--- begin ---

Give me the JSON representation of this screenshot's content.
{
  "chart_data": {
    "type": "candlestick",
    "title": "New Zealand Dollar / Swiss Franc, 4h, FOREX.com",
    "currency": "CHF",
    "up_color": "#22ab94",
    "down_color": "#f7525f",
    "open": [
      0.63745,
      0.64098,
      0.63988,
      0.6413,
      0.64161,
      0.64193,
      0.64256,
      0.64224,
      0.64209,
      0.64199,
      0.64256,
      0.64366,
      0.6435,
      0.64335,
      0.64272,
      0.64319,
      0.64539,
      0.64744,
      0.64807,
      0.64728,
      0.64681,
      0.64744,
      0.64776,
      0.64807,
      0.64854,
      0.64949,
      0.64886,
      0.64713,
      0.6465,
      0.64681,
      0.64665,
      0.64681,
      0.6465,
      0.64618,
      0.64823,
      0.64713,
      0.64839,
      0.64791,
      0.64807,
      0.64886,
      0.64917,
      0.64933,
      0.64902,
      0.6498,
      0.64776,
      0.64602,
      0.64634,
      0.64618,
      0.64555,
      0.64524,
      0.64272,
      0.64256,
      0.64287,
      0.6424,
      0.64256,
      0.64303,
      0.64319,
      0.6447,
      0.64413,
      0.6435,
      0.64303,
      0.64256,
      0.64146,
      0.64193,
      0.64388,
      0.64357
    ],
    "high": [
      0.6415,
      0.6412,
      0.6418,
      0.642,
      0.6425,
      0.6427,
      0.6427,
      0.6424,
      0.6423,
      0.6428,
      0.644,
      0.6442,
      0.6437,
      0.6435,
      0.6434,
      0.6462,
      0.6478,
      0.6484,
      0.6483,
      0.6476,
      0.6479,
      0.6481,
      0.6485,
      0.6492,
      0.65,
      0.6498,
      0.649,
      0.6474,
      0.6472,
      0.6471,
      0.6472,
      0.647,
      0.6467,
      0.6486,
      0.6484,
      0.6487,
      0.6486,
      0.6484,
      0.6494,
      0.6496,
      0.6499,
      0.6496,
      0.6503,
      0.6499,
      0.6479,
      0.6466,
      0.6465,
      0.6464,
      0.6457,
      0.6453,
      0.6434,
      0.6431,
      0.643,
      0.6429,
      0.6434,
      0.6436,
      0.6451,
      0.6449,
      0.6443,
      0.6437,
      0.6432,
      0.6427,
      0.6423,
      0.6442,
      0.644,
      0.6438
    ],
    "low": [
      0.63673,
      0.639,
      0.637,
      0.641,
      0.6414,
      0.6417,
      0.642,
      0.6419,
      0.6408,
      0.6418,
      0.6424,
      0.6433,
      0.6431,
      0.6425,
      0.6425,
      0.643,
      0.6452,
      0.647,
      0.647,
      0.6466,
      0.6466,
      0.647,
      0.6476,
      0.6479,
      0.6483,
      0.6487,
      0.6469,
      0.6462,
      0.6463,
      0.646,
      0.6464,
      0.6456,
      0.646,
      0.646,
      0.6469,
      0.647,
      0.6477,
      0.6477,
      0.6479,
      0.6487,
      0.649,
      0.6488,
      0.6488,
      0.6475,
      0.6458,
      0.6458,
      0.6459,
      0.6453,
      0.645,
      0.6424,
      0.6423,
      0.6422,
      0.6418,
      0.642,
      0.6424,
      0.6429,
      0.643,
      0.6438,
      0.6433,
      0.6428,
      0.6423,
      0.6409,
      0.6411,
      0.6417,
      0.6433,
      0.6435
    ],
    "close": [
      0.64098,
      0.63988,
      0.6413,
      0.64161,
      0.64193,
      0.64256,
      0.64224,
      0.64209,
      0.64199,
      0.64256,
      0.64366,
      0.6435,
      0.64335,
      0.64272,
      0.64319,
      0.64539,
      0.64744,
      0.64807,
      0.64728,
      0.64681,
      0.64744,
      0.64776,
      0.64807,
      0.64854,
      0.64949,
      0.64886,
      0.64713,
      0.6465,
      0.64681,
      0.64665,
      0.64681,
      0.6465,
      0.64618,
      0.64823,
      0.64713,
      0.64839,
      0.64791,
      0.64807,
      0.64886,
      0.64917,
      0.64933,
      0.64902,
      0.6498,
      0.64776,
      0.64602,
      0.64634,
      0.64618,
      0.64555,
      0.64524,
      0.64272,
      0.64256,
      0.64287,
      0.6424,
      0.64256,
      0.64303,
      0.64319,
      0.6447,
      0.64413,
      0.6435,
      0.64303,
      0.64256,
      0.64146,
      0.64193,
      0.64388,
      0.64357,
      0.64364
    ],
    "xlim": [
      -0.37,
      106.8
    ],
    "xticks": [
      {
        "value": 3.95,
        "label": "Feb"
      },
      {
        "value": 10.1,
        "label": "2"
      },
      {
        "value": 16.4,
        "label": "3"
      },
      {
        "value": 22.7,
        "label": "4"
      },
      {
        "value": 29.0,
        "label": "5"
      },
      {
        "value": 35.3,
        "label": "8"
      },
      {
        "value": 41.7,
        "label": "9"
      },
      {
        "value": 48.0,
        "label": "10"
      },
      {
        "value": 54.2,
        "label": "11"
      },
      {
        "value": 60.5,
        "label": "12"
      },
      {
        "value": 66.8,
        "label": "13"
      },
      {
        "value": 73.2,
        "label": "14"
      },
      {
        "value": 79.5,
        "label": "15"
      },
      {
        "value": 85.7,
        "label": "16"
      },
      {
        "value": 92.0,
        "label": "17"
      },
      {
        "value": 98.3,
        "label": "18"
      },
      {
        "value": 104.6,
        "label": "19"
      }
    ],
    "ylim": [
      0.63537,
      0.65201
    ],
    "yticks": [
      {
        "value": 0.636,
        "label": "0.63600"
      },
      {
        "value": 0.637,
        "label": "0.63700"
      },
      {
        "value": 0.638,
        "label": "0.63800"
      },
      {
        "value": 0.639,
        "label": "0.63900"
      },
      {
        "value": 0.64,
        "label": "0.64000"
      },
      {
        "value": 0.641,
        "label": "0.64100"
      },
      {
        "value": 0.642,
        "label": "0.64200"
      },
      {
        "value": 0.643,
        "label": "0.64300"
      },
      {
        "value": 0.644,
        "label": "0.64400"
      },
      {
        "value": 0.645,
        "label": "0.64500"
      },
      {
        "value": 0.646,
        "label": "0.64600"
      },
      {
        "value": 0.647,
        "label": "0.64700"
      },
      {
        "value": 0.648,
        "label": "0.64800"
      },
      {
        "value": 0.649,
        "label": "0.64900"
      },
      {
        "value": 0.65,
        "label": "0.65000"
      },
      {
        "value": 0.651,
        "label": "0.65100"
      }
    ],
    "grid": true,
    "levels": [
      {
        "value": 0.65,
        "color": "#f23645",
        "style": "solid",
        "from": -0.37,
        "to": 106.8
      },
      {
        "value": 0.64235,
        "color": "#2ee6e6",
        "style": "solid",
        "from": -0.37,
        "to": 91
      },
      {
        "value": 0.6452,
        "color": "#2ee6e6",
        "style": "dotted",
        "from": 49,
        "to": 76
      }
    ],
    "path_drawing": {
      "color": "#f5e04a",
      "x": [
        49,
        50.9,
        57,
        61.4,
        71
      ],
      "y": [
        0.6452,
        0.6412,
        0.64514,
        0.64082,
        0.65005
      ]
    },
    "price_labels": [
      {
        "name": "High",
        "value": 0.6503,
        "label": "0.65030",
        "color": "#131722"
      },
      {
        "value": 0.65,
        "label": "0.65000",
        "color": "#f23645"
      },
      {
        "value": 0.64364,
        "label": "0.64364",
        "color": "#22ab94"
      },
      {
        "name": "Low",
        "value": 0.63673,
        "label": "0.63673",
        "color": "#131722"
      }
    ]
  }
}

--- end ---

Goal of the exercise:
Set down each entry again, unchanged.

Response to this exercise:
Give me the JSON representation of this screenshot's content.
{
  "chart_data": {
    "type": "candlestick",
    "title": "New Zealand Dollar / Swiss Franc, 4h, FOREX.com",
    "currency": "CHF",
    "up_color": "#22ab94",
    "down_color": "#f7525f",
    "open": [
      0.63745,
      0.64098,
      0.63988,
      0.6413,
      0.64161,
      0.64193,
      0.64256,
      0.64224,
      0.64209,
      0.64199,
      0.64256,
      0.64366,
      0.6435,
      0.64335,
      0.64272,
      0.64319,
      0.64539,
      0.64744,
      0.64807,
      0.64728,
      0.64681,
      0.64744,
      0.64776,
      0.64807,
      0.64854,
      0.64949,
      0.64886,
      0.64713,
      0.6465,
      0.64681,
      0.64665,
      0.64681,
      0.6465,
      0.64618,
      0.64823,
      0.64713,
      0.64839,
      0.64791,
      0.64807,
      0.64886,
      0.64917,
      0.64933,
      0.64902,
      0.6498,
      0.64776,
      0.64602,
      0.64634,
      0.64618,
      0.64555,
      0.64524,
      0.64272,
      0.64256,
      0.64287,
      0.6424,
      0.64256,
      0.64303,
      0.64319,
      0.6447,
      0.64413,
      0.6435,
      0.64303,
      0.64256,
      0.64146,
      0.64193,
      0.64388,
      0.64357
    ],
    "high": [
      0.6415,
      0.6412,
      0.6418,
      0.642,
      0.6425,
      0.6427,
      0.6427,
      0.6424,
      0.6423,
      0.6428,
      0.644,
      0.6442,
      0.6437,
      0.6435,
      0.6434,
      0.6462,
      0.6478,
      0.6484,
      0.6483,
      0.6476,
      0.6479,
      0.6481,
      0.6485,
      0.6492,
      0.65,
      0.6498,
      0.649,
      0.6474,
      0.6472,
      0.6471,
      0.6472,
      0.647,
      0.6467,
      0.6486,
      0.6484,
      0.6487,
      0.6486,
      0.6484,
      0.6494,
      0.6496,
      0.6499,
      0.6496,
      0.6503,
      0.6499,
      0.6479,
      0.6466,
      0.6465,
      0.6464,
      0.6457,
      0.6453,
      0.6434,
      0.6431,
      0.643,
      0.6429,
      0.6434,
      0.6436,
      0.6451,
      0.6449,
      0.6443,
      0.6437,
      0.6432,
      0.6427,
      0.6423,
      0.6442,
      0.644,
      0.6438
    ],
    "low": [
      0.63673,
      0.639,
      0.637,
      0.641,
      0.6414,
      0.6417,
      0.642,
      0.6419,
      0.6408,
      0.6418,
      0.6424,
      0.6433,
      0.6431,
      0.6425,
      0.6425,
      0.643,
      0.6452,
      0.647,
      0.647,
      0.6466,
      0.6466,
      0.647,
      0.6476,
      0.6479,
      0.6483,
      0.6487,
      0.6469,
      0.6462,
      0.6463,
      0.646,
      0.6464,
      0.6456,
      0.646,
      0.646,
      0.6469,
      0.647,
      0.6477,
      0.6477,
      0.6479,
      0.6487,
      0.649,
      0.6488,
      0.6488,
      0.6475,
      0.6458,
      0.6458,
      0.6459,
      0.6453,
      0.645,
      0.6424,
      0.6423,
      0.6422,
      0.6418,
      0.642,
      0.6424,
      0.6429,
      0.643,
      0.6438,
      0.6433,
      0.6428,
      0.6423,
      0.6409,
      0.6411,
      0.6417,
      0.6433,
      0.6435
    ],
    "close": [
      0.64098,
      0.63988,
      0.6413,
      0.64161,
      0.64193,
      0.64256,
      0.64224,
      0.64209,
      0.64199,
      0.64256,
      0.64366,
      0.6435,
      0.64335,
      0.64272,
      0.64319,
      0.64539,
      0.64744,
      0.64807,
      0.64728,
      0.64681,
      0.64744,
      0.64776,
      0.64807,
      0.64854,
      0.64949,
      0.64886,
      0.64713,
      0.6465,
      0.64681,
      0.64665,
      0.64681,
      0.6465,
      0.64618,
      0.64823,
      0.64713,
      0.64839,
      0.64791,
      0.64807,
      0.64886,
      0.64917,
      0.64933,
      0.64902,
      0.6498,
      0.64776,
      0.64602,
      0.64634,
      0.64618,
      0.64555,
      0.64524,
      0.64272,
      0.64256,
      0.64287,
      0.6424,
      0.64256,
      0.64303,
      0.64319,
      0.6447,
      0.64413,
      0.6435,
      0.64303,
      0.64256,
      0.64146,
      0.64193,
      0.64388,
      0.64357,
      0.64364
    ],
    "xlim": [
      -0.37,
      106.8
    ],
    "xticks": [
      {
        "value": 3.95,
        "label": "Feb"
      },
      {
        "value": 10.1,
        "label": "2"
      },
      {
        "value": 16.4,
        "label": "3"
      },
      {
        "value": 22.7,
        "label": "4"
      },
      {
        "value": 29.0,
        "label": "5"
      },
      {
        "value": 35.3,
        "label": "8"
      },
      {
        "value": 41.7,
        "label": "9"
      },
      {
        "value": 48.0,
        "label": "10"
      },
      {
        "value": 54.2,
        "label": "11"
      },
      {
        "value": 60.5,
        "label": "12"
      },
      {
        "value": 66.8,
        "label": "13"
      },
      {
        "value": 73.2,
        "label": "14"
      },
      {
        "value": 79.5,
        "label": "15"
      },
      {
        "value": 85.7,
        "label": "16"
      },
      {
        "value": 92.0,
        "label": "17"
      },
      {
        "value": 98.3,
        "label": "18"
      },
      {
        "value": 104.6,
        "label": "19"
      }
    ],
    "ylim": [
      0.63537,
      0.65201
    ],
    "yticks": [
      {
        "value": 0.636,
        "label": "0.63600"
      },
      {
        "value": 0.637,
        "label": "0.63700"
      },
      {
        "value": 0.638,
        "label": "0.63800"
      },
      {
        "value": 0.639,
        "label": "0.63900"
      },
      {
        "value": 0.64,
        "label": "0.64000"
      },
      {
        "value": 0.641,
        "label": "0.64100"
      },
      {
        "value": 0.642,
        "label": "0.64200"
      },
      {
        "value": 0.643,
        "label": "0.64300"
      },
      {
        "value": 0.644,
        "label": "0.64400"
      },
      {
        "value": 0.645,
        "label": "0.64500"
      },
      {
        "value": 0.646,
        "label": "0.64600"
      },
      {
        "value": 0.647,
        "label": "0.64700"
      },
      {
        "value": 0.648,
        "label": "0.64800"
      },
      {
        "value": 0.649,
        "label": "0.64900"
      },
      {
        "value": 0.65,
        "label": "0.65000"
      },
      {
        "value": 0.651,
        "label": "0.65100"
      }
    ],
    "grid": true,
    "levels": [
      {
        "value": 0.65,
        "color": "#f23645",
        "style": "solid",
        "from": -0.37,
        "to": 106.8
      },
      {
        "value": 0.64235,
        "color": "#2ee6e6",
        "style": "solid",
        "from": -0.37,
        "to": 91
      },
      {
        "value": 0.6452,
        "color": "#2ee6e6",
        "style": "dotted",
        "from": 49,
        "to": 76
      }
    ],
    "path_drawing": {
      "color": "#f5e04a",
      "x": [
        49,
        50.9,
        57,
        61.4,
        71
      ],
      "y": [
        0.6452,
        0.6412,
        0.64514,
        0.64082,
        0.65005
      ]
    },
    "price_labels": [
      {
        "name": "High",
        "value": 0.6503,
        "label": "0.65030",
        "color": "#131722"
      },
      {
        "value": 0.65,
        "label": "0.65000",
        "color": "#f23645"
      },
      {
        "value": 0.64364,
        "label": "0.64364",
        "color": "#22ab94"
      },
      {
        "name": "Low",
        "value": 0.63673,
        "label": "0.63673",
        "color": "#131722"
      }
    ]
  }
}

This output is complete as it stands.